*EXERCISE AIM*:
Copy out each line of the data that holds the word "image".

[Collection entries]

========

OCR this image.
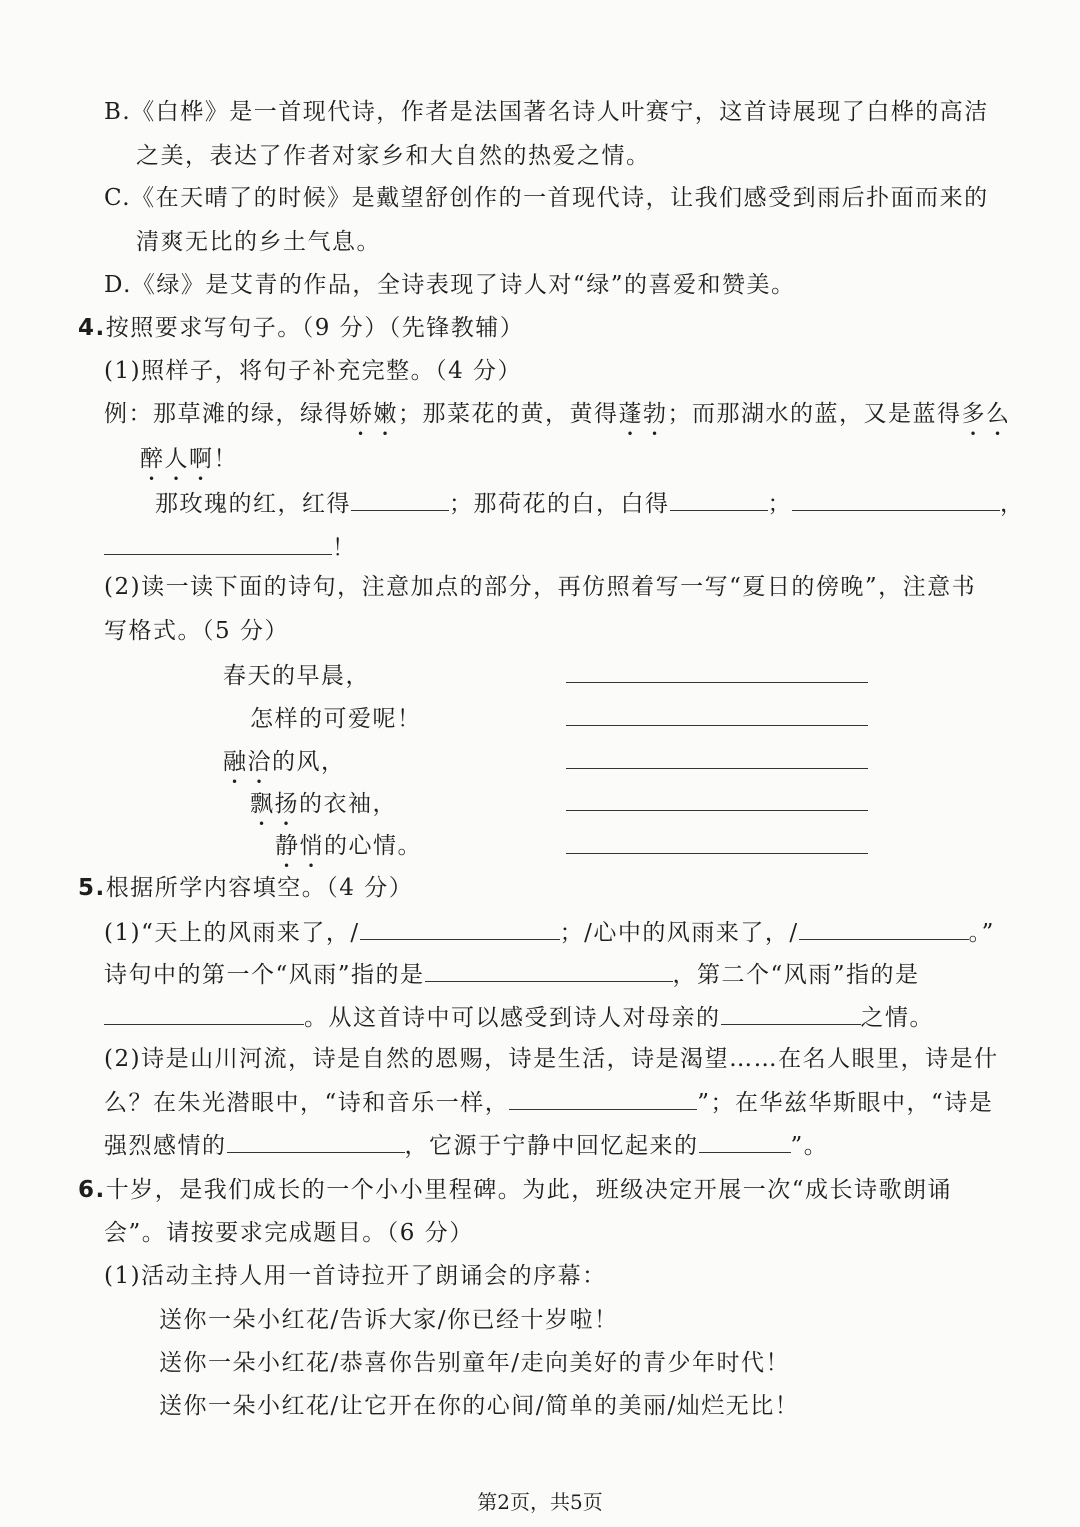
B.《白桦》是一首现代诗，作者是法国著名诗人叶赛宁，这首诗展现了白桦的高洁
之美，表达了作者对家乡和大自然的热爱之情。
C.《在天晴了的时候》是戴望舒创作的一首现代诗，让我们感受到雨后扑面而来的
清爽无比的乡土气息。
D.《绿》是艾青的作品，全诗表现了诗人对“绿”的喜爱和赞美。
4.按照要求写句子。（9 分）（先锋教辅）
(1)照样子，将句子补充完整。（4 分）
例：那草滩的绿，绿得娇嫩；那菜花的黄，黄得蓬勃；而那湖水的蓝，又是蓝得多么
醉人啊！
那玫瑰的红，红得	；那荷花的白，白得	；	，
！
(2)读一读下面的诗句，注意加点的部分，再仿照着写一写“夏日的傍晚”，注意书
写格式。（5 分）
春天的早晨，
怎样的可爱呢！
融洽的风，
飘扬的衣袖，
静悄的心情。
5.根据所学内容填空。（4 分）
(1)“天上的风雨来了，/	；/心中的风雨来了，/	。”
诗句中的第一个“风雨”指的是	，第二个“风雨”指的是
。从这首诗中可以感受到诗人对母亲的	之情。
(2)诗是山川河流，诗是自然的恩赐，诗是生活，诗是渴望……在名人眼里，诗是什
么？在朱光潜眼中，“诗和音乐一样，	”；在华兹华斯眼中，“诗是
强烈感情的	，它源于宁静中回忆起来的	”。
6.十岁，是我们成长的一个小小里程碑。为此，班级决定开展一次“成长诗歌朗诵
会”。请按要求完成题目。（6 分）
(1)活动主持人用一首诗拉开了朗诵会的序幕：
送你一朵小红花/告诉大家/你已经十岁啦！
送你一朵小红花/恭喜你告别童年/走向美好的青少年时代！
送你一朵小红花/让它开在你的心间/简单的美丽/灿烂无比！
第2页，共5页
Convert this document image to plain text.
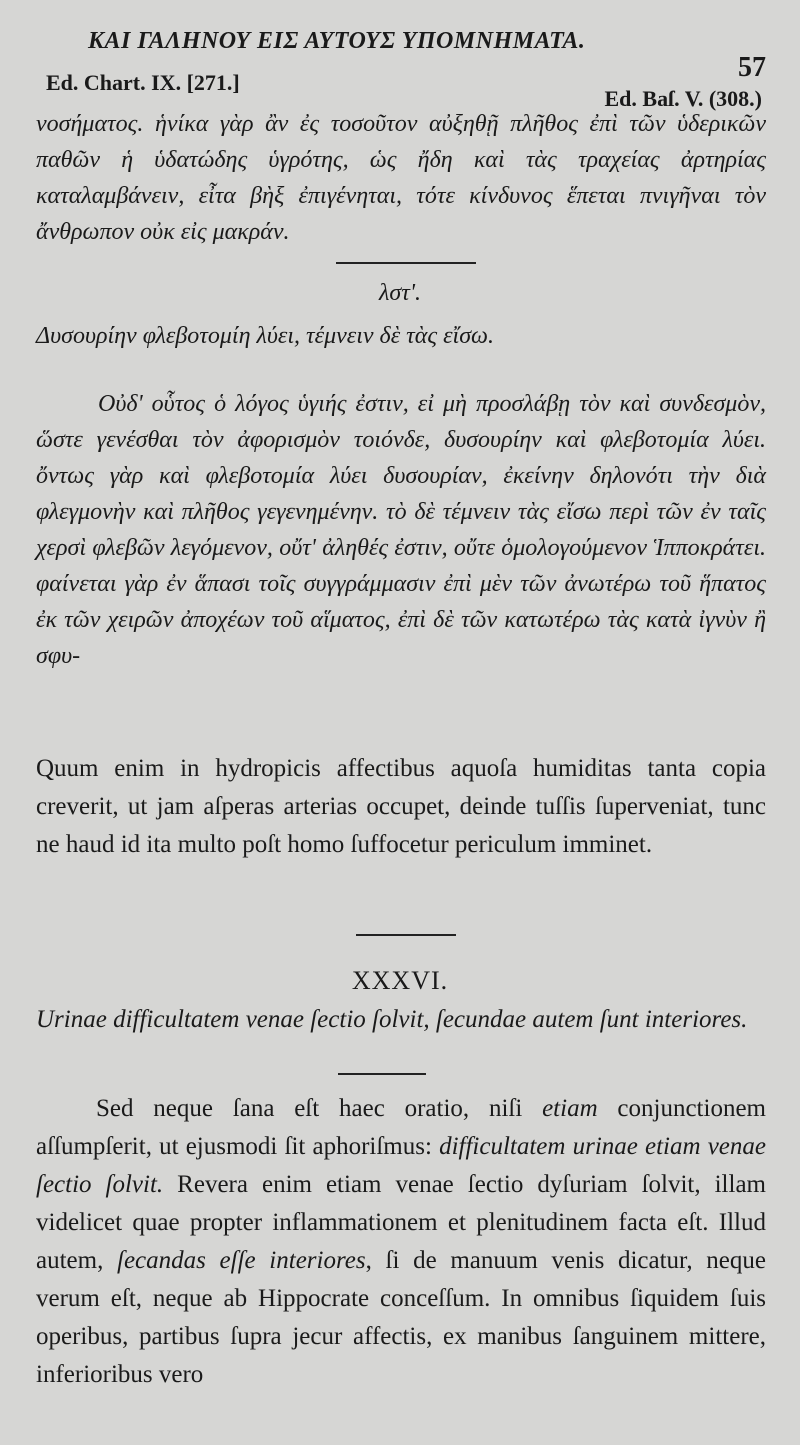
ΚΑΙ ΓΑΛΗΝΟΥ ΕΙΣ ΑΥΤΟΥΣ ΥΠΟΜΝΗΜΑΤΑ.
57
Ed. Chart. IX. [271.]
Ed. Baſ. V. (308.)
νοσήματος. ἡνίκα γὰρ ἂν ἐς τοσοῦτον αὐξηθῇ πλῆθος ἐπὶ τῶν ὑδερικῶν παθῶν ἡ ὑδατώδης ὑγρότης, ὡς ἤδη καὶ τὰς τραχείας ἀρτηρίας καταλαμβάνειν, εἶτα βὴξ ἐπιγένηται, τότε κίνδυνος ἕπεται πνιγῆναι τὸν ἄνθρωπον οὐκ εἰς μακράν.
λστ'.
Δυσουρίην φλεβοτομίη λύει, τέμνειν δὲ τὰς εἴσω.
Οὐδ' οὗτος ὁ λόγος ὑγιής ἐστιν, εἰ μὴ προσλάβῃ τὸν καὶ συνδεσμὸν, ὥστε γενέσθαι τὸν ἀφορισμὸν τοιόνδε, δυσουρίην καὶ φλεβοτομία λύει. ὄντως γὰρ καὶ φλεβοτομία λύει δυσουρίαν, ἐκείνην δηλονότι τὴν διὰ φλεγμονὴν καὶ πλῆθος γεγενημένην. τὸ δὲ τέμνειν τὰς εἴσω περὶ τῶν ἐν ταῖς χερσὶ φλεβῶν λεγόμενον, οὔτ' ἀληθές ἐστιν, οὔτε ὁμολογούμενον Ἱπποκράτει. φαίνεται γὰρ ἐν ἅπασι τοῖς συγγράμμασιν ἐπὶ μὲν τῶν ἀνωτέρω τοῦ ἥπατος ἐκ τῶν χειρῶν ἀποχέων τοῦ αἵματος, ἐπὶ δὲ τῶν κατωτέρω τὰς κατὰ ἰγνὺν ἢ σφυ-
Quum enim in hydropicis affectibus aquoſa humiditas tanta copia creverit, ut jam aſperas arterias occupet, deinde tuſſis ſuperveniat, tunc ne haud id ita multo poſt homo ſuffocetur periculum imminet.
XXXVI.
Urinae difficultatem venae ſectio ſolvit, ſecundae autem ſunt interiores.
Sed neque ſana eſt haec oratio, niſi etiam conjunctionem aſſumpſerit, ut ejusmodi ſit aphoriſmus: difficultatem urinae etiam venae ſectio ſolvit. Revera enim etiam venae ſectio dyſuriam ſolvit, illam videlicet quae propter inflammationem et plenitudinem facta eſt. Illud autem, ſecandas eſſe interiores, ſi de manuum venis dicatur, neque verum eſt, neque ab Hippocrate conceſſum. In omnibus ſiquidem ſuis operibus, partibus ſupra jecur affectis, ex manibus ſanguinem mittere, inferioribus vero
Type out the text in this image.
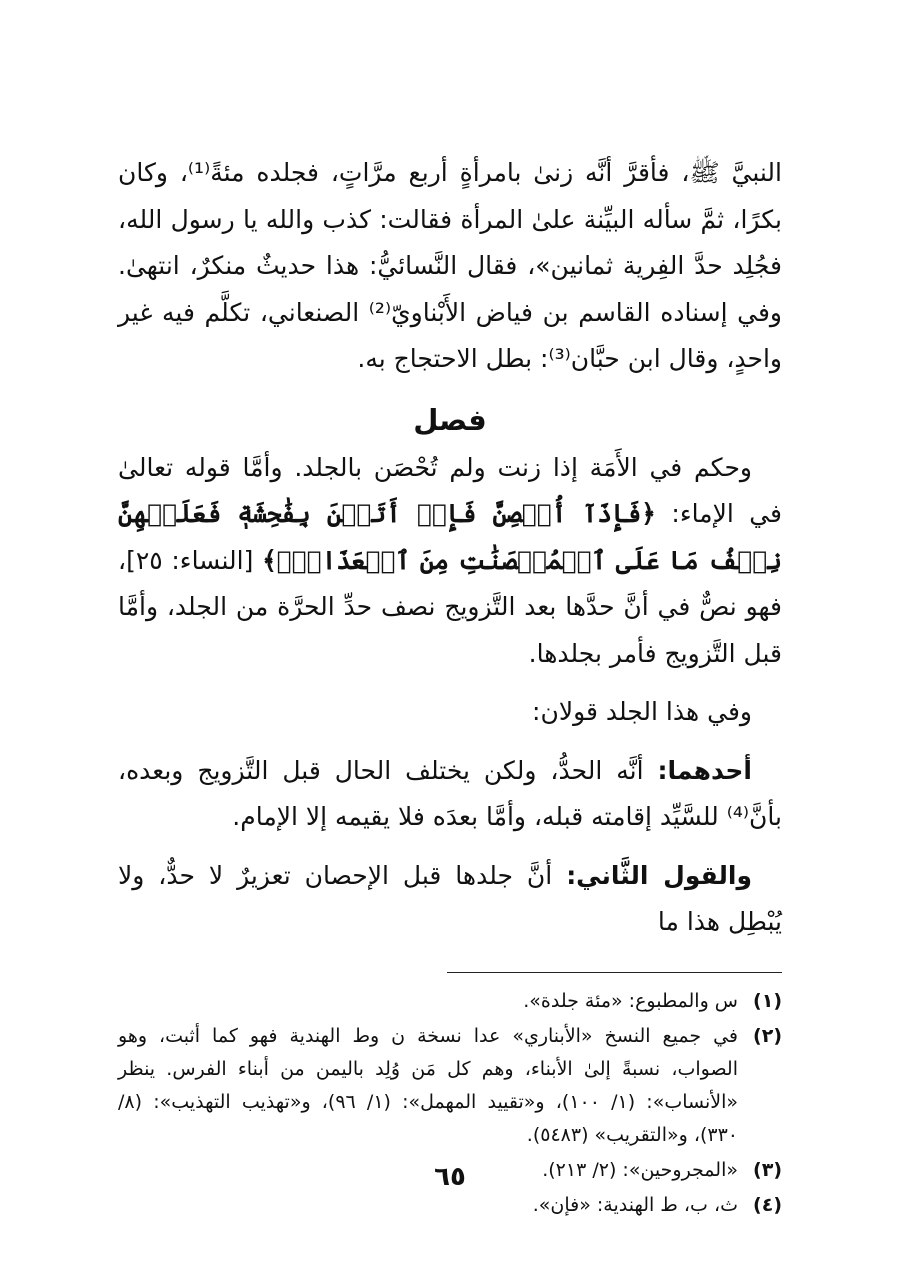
النبيَّ ﷺ، فأقرَّ أنَّه زنىٰ بامرأةٍ أربع مرَّاتٍ، فجلده مئةً⁽¹⁾، وكان بكرًا، ثمَّ سأله البيِّنة علىٰ المرأة فقالت: كذب والله يا رسول الله، فجُلِد حدَّ الفِرية ثمانين»، فقال النَّسائيُّ: هذا حديثٌ منكرٌ، انتهىٰ. وفي إسناده القاسم بن فياض الأَبْناويّ⁽²⁾ الصنعاني، تكلَّم فيه غير واحدٍ، وقال ابن حبَّان⁽³⁾: بطل الاحتجاج به.

فصل

وحكم في الأَمَة إذا زنت ولم تُحْصَن بالجلد. وأمَّا قوله تعالىٰ في الإماء: ﴿فَإِذَآ أُحۡصِنَّ فَإِنۡ أَتَيۡنَ بِفَٰحِشَةٖ فَعَلَيۡهِنَّ نِصۡفُ مَا عَلَى ٱلۡمُحۡصَنَٰتِ مِنَ ٱلۡعَذَابِۚ﴾ [النساء: ٢٥]، فهو نصٌّ في أنَّ حدَّها بعد التَّزويج نصف حدِّ الحرَّة من الجلد، وأمَّا قبل التَّزويج فأمر بجلدها.

وفي هذا الجلد قولان:

أحدهما: أنَّه الحدُّ، ولكن يختلف الحال قبل التَّزويج وبعده، بأنَّ⁽⁴⁾ للسَّيِّد إقامته قبله، وأمَّا بعدَه فلا يقيمه إلا الإمام.

والقول الثَّاني: أنَّ جلدها قبل الإحصان تعزيرٌ لا حدٌّ، ولا يُبْطِل هذا ما

(١)
س والمطبوع: «مئة جلدة».
(٢)
في جميع النسخ «الأبناري» عدا نسخة ن وط الهندية فهو كما أثبت، وهو الصواب، نسبةً إلىٰ الأبناء، وهم كل مَن وُلِد باليمن من أبناء الفرس. ينظر «الأنساب»: (١/ ١٠٠)، و«تقييد المهمل»: (١/ ٩٦)، و«تهذيب التهذيب»: (٨/ ٣٣٠)، و«التقريب» (٥٤٨٣).
(٣)
«المجروحين»: (٢/ ٢١٣).
(٤)
ث، ب، ط الهندية: «فإن».
٦٥
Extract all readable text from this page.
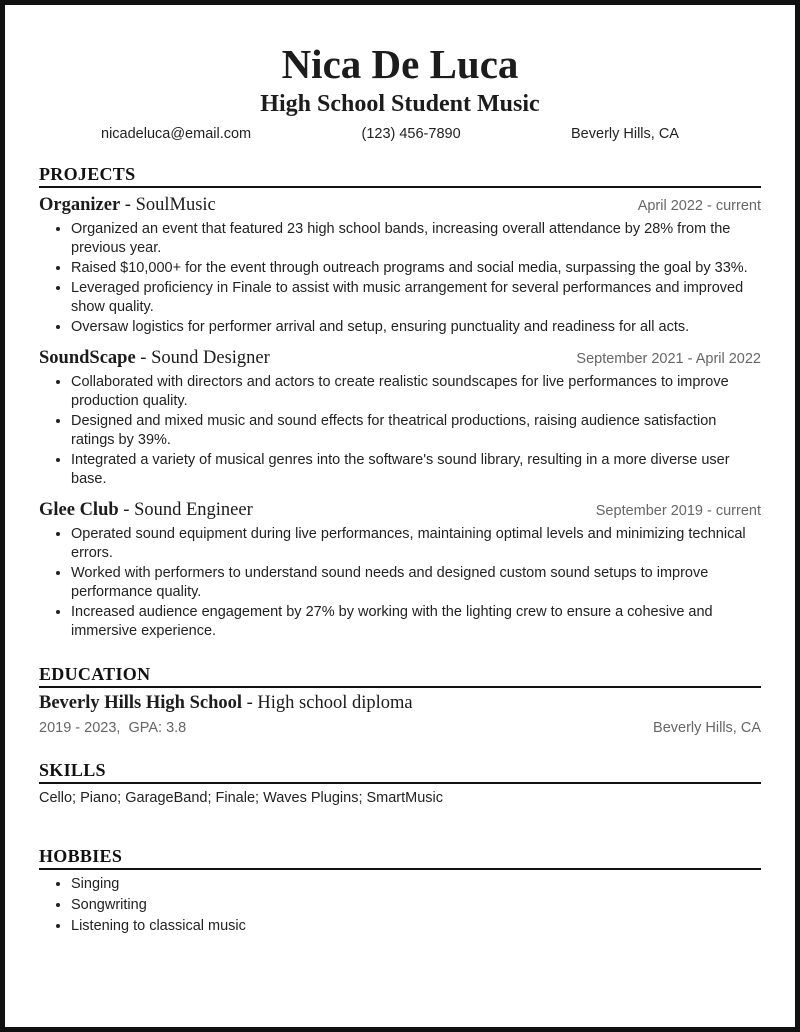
Nica De Luca
High School Student Music
nicadeluca@email.com	(123) 456-7890	Beverly Hills, CA
PROJECTS
Organizer - SoulMusic	April 2022 - current
• Organized an event that featured 23 high school bands, increasing overall attendance by 28% from the previous year.
• Raised $10,000+ for the event through outreach programs and social media, surpassing the goal by 33%.
• Leveraged proficiency in Finale to assist with music arrangement for several performances and improved show quality.
• Oversaw logistics for performer arrival and setup, ensuring punctuality and readiness for all acts.
SoundScape - Sound Designer	September 2021 - April 2022
• Collaborated with directors and actors to create realistic soundscapes for live performances to improve production quality.
• Designed and mixed music and sound effects for theatrical productions, raising audience satisfaction ratings by 39%.
• Integrated a variety of musical genres into the software's sound library, resulting in a more diverse user base.
Glee Club - Sound Engineer	September 2019 - current
• Operated sound equipment during live performances, maintaining optimal levels and minimizing technical errors.
• Worked with performers to understand sound needs and designed custom sound setups to improve performance quality.
• Increased audience engagement by 27% by working with the lighting crew to ensure a cohesive and immersive experience.
EDUCATION
Beverly Hills High School - High school diploma
2019 - 2023,  GPA: 3.8	Beverly Hills, CA
SKILLS
Cello; Piano; GarageBand; Finale; Waves Plugins; SmartMusic
HOBBIES
• Singing
• Songwriting
• Listening to classical music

========

*WRITTEN RESPONSE*:
OCR this image.
Convert this document image to plain text.
Type out the text in this image.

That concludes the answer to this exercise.